Your task is to transcribe all of the data below exactly, omitting the images.

=== STORED DATA ===

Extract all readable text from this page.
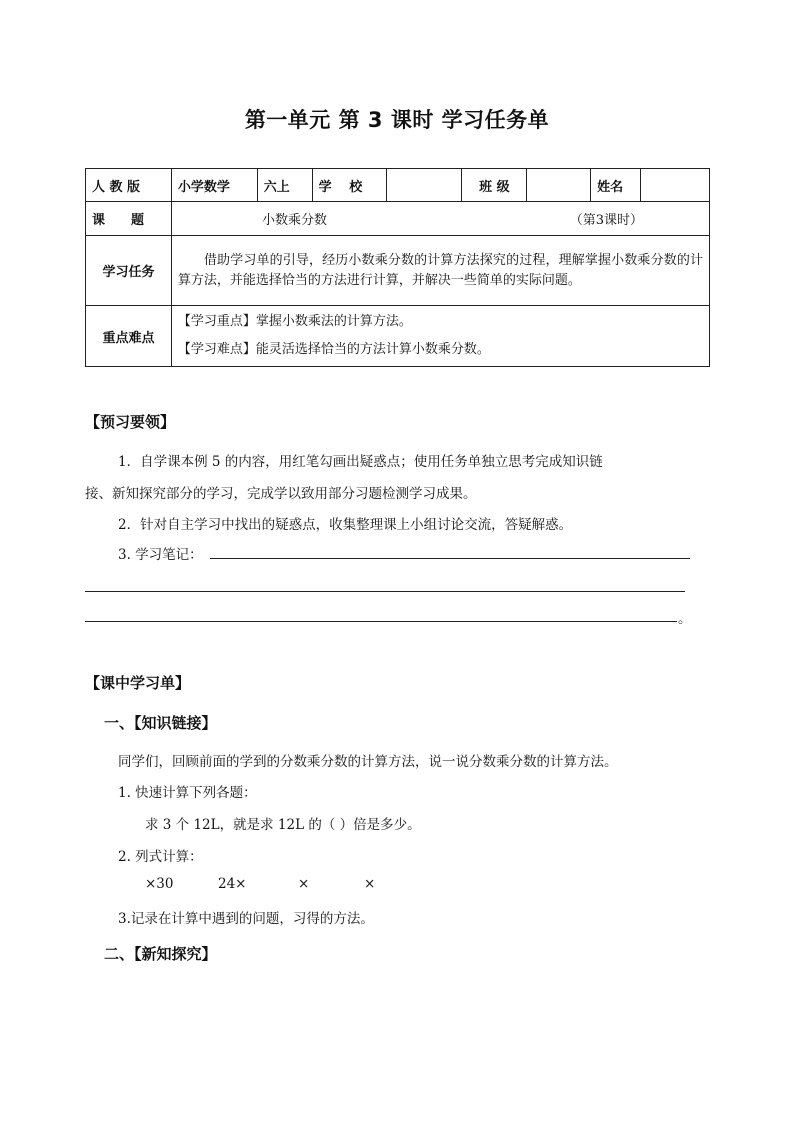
第一单元 第 3 课时 学习任务单
人 教 版	小学数学	六上	学　 校		班 级		姓名	
课　　题	小数乘分数 （第3课时）							

学习任务	借助学习单的引导，经历小数乘分数的计算方法探究的过程，理解掌握小数乘分数的计算方法，并能选择恰当的方法进行计算，并解决一些简单的实际问题。							
重点难点	【学习重点】掌握小数乘法的计算方法。
【学习难点】能灵活选择恰当的方法计算小数乘分数。							
【预习要领】
1．自学课本例 5 的内容，用红笔勾画出疑惑点；使用任务单独立思考完成知识链
接、新知探究部分的学习，完成学以致用部分习题检测学习成果。
2．针对自主学习中找出的疑惑点，收集整理课上小组讨论交流，答疑解惑。
3. 学习笔记：
。
【课中学习单】
一、【知识链接】
同学们，回顾前面的学到的分数乘分数的计算方法，说一说分数乘分数的计算方法。
1. 快速计算下列各题：
求 3 个 12L，就是求 12L 的（ ）倍是多少。
2. 列式计算：
×30	24×	×	×
3.记录在计算中遇到的问题，习得的方法。
二、【新知探究】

===

» **RESPONSE**
Extract all readable text from this page.
第一单元 第 3 课时 学习任务单
人 教 版	小学数学	六上	学　 校		班 级		姓名	
课　　题	小数乘分数 （第3课时）							

学习任务	借助学习单的引导，经历小数乘分数的计算方法探究的过程，理解掌握小数乘分数的计算方法，并能选择恰当的方法进行计算，并解决一些简单的实际问题。							
重点难点	【学习重点】掌握小数乘法的计算方法。
【学习难点】能灵活选择恰当的方法计算小数乘分数。							
【预习要领】
1．自学课本例 5 的内容，用红笔勾画出疑惑点；使用任务单独立思考完成知识链
接、新知探究部分的学习，完成学以致用部分习题检测学习成果。
2．针对自主学习中找出的疑惑点，收集整理课上小组讨论交流，答疑解惑。
3. 学习笔记：
。
【课中学习单】
一、【知识链接】
同学们，回顾前面的学到的分数乘分数的计算方法，说一说分数乘分数的计算方法。
1. 快速计算下列各题：
求 3 个 12L，就是求 12L 的（ ）倍是多少。
2. 列式计算：
×30	24×	×	×
3.记录在计算中遇到的问题，习得的方法。
二、【新知探究】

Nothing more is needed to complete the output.